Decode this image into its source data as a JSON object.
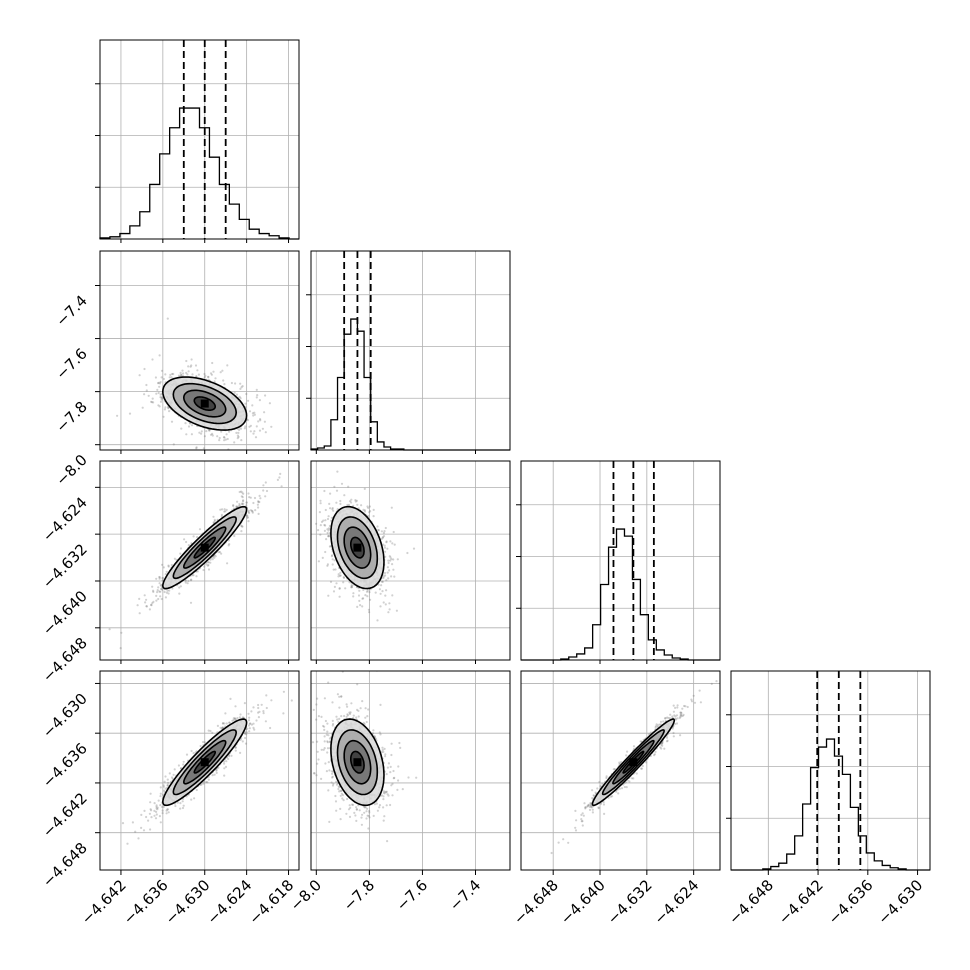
{
  "chart_data": {
    "type": "corner",
    "title": "",
    "grid": true,
    "parameters": [
      {
        "index": 0,
        "range": [
          -4.645,
          -4.6165
        ],
        "ticks": [
          -4.642,
          -4.636,
          -4.63,
          -4.624,
          -4.618
        ],
        "tick_labels": [
          "−4.642",
          "−4.636",
          "−4.630",
          "−4.624",
          "−4.618"
        ],
        "quantiles": [
          -4.633,
          -4.63,
          -4.627
        ],
        "median": -4.63,
        "sigma": 0.003
      },
      {
        "index": 1,
        "range": [
          -8.02,
          -7.27
        ],
        "ticks": [
          -8.0,
          -7.8,
          -7.6,
          -7.4
        ],
        "tick_labels": [
          "−8.0",
          "−7.8",
          "−7.6",
          "−7.4"
        ],
        "quantiles": [
          -7.895,
          -7.845,
          -7.795
        ],
        "median": -7.845,
        "sigma": 0.05
      },
      {
        "index": 2,
        "range": [
          -4.6535,
          -4.6195
        ],
        "ticks": [
          -4.648,
          -4.64,
          -4.632,
          -4.624
        ],
        "tick_labels": [
          "−4.648",
          "−4.640",
          "−4.632",
          "−4.624"
        ],
        "quantiles": [
          -4.6377,
          -4.6343,
          -4.6308
        ],
        "median": -4.6343,
        "sigma": 0.0035
      },
      {
        "index": 3,
        "range": [
          -4.6525,
          -4.6285
        ],
        "ticks": [
          -4.648,
          -4.642,
          -4.636,
          -4.63
        ],
        "tick_labels": [
          "−4.648",
          "−4.642",
          "−4.636",
          "−4.630"
        ],
        "quantiles": [
          -4.6421,
          -4.6395,
          -4.6369
        ],
        "median": -4.6395,
        "sigma": 0.0026
      }
    ],
    "histograms": [
      {
        "param": 0,
        "counts": [
          1,
          2,
          5,
          12,
          25,
          50,
          78,
          102,
          120,
          120,
          102,
          75,
          50,
          32,
          18,
          9,
          5,
          3,
          1,
          0
        ]
      },
      {
        "param": 1,
        "counts": [
          1,
          2,
          4,
          30,
          72,
          115,
          130,
          118,
          72,
          28,
          8,
          3,
          1,
          1,
          0,
          0,
          0,
          0,
          0,
          0,
          0,
          0,
          0,
          0,
          0,
          0,
          0,
          0,
          0,
          0
        ]
      },
      {
        "param": 2,
        "counts": [
          0,
          0,
          0,
          0,
          0,
          1,
          3,
          6,
          12,
          35,
          75,
          112,
          130,
          123,
          80,
          45,
          20,
          10,
          5,
          2,
          1,
          0,
          0,
          0,
          0
        ]
      },
      {
        "param": 3,
        "counts": [
          0,
          0,
          0,
          0,
          1,
          3,
          6,
          14,
          30,
          58,
          90,
          108,
          115,
          100,
          84,
          55,
          30,
          15,
          8,
          4,
          2,
          1,
          0,
          0,
          0
        ]
      }
    ],
    "correlations": {
      "1,0": -0.45,
      "2,0": 0.93,
      "2,1": -0.35,
      "3,0": 0.92,
      "3,1": -0.3,
      "3,2": 0.97
    },
    "contour_levels_sigma": [
      0.5,
      1.0,
      1.5,
      2.0
    ],
    "n_samples": 8000
  }
}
----
WHAT THE EXERCISE ASKS >> Give all the lines above again, character for character, without pictures.

EXERCISE OUTPUT >>
Decode this image into its source data as a JSON object.
{
  "chart_data": {
    "type": "corner",
    "title": "",
    "grid": true,
    "parameters": [
      {
        "index": 0,
        "range": [
          -4.645,
          -4.6165
        ],
        "ticks": [
          -4.642,
          -4.636,
          -4.63,
          -4.624,
          -4.618
        ],
        "tick_labels": [
          "−4.642",
          "−4.636",
          "−4.630",
          "−4.624",
          "−4.618"
        ],
        "quantiles": [
          -4.633,
          -4.63,
          -4.627
        ],
        "median": -4.63,
        "sigma": 0.003
      },
      {
        "index": 1,
        "range": [
          -8.02,
          -7.27
        ],
        "ticks": [
          -8.0,
          -7.8,
          -7.6,
          -7.4
        ],
        "tick_labels": [
          "−8.0",
          "−7.8",
          "−7.6",
          "−7.4"
        ],
        "quantiles": [
          -7.895,
          -7.845,
          -7.795
        ],
        "median": -7.845,
        "sigma": 0.05
      },
      {
        "index": 2,
        "range": [
          -4.6535,
          -4.6195
        ],
        "ticks": [
          -4.648,
          -4.64,
          -4.632,
          -4.624
        ],
        "tick_labels": [
          "−4.648",
          "−4.640",
          "−4.632",
          "−4.624"
        ],
        "quantiles": [
          -4.6377,
          -4.6343,
          -4.6308
        ],
        "median": -4.6343,
        "sigma": 0.0035
      },
      {
        "index": 3,
        "range": [
          -4.6525,
          -4.6285
        ],
        "ticks": [
          -4.648,
          -4.642,
          -4.636,
          -4.63
        ],
        "tick_labels": [
          "−4.648",
          "−4.642",
          "−4.636",
          "−4.630"
        ],
        "quantiles": [
          -4.6421,
          -4.6395,
          -4.6369
        ],
        "median": -4.6395,
        "sigma": 0.0026
      }
    ],
    "histograms": [
      {
        "param": 0,
        "counts": [
          1,
          2,
          5,
          12,
          25,
          50,
          78,
          102,
          120,
          120,
          102,
          75,
          50,
          32,
          18,
          9,
          5,
          3,
          1,
          0
        ]
      },
      {
        "param": 1,
        "counts": [
          1,
          2,
          4,
          30,
          72,
          115,
          130,
          118,
          72,
          28,
          8,
          3,
          1,
          1,
          0,
          0,
          0,
          0,
          0,
          0,
          0,
          0,
          0,
          0,
          0,
          0,
          0,
          0,
          0,
          0
        ]
      },
      {
        "param": 2,
        "counts": [
          0,
          0,
          0,
          0,
          0,
          1,
          3,
          6,
          12,
          35,
          75,
          112,
          130,
          123,
          80,
          45,
          20,
          10,
          5,
          2,
          1,
          0,
          0,
          0,
          0
        ]
      },
      {
        "param": 3,
        "counts": [
          0,
          0,
          0,
          0,
          1,
          3,
          6,
          14,
          30,
          58,
          90,
          108,
          115,
          100,
          84,
          55,
          30,
          15,
          8,
          4,
          2,
          1,
          0,
          0,
          0
        ]
      }
    ],
    "correlations": {
      "1,0": -0.45,
      "2,0": 0.93,
      "2,1": -0.35,
      "3,0": 0.92,
      "3,1": -0.3,
      "3,2": 0.97
    },
    "contour_levels_sigma": [
      0.5,
      1.0,
      1.5,
      2.0
    ],
    "n_samples": 8000
  }
}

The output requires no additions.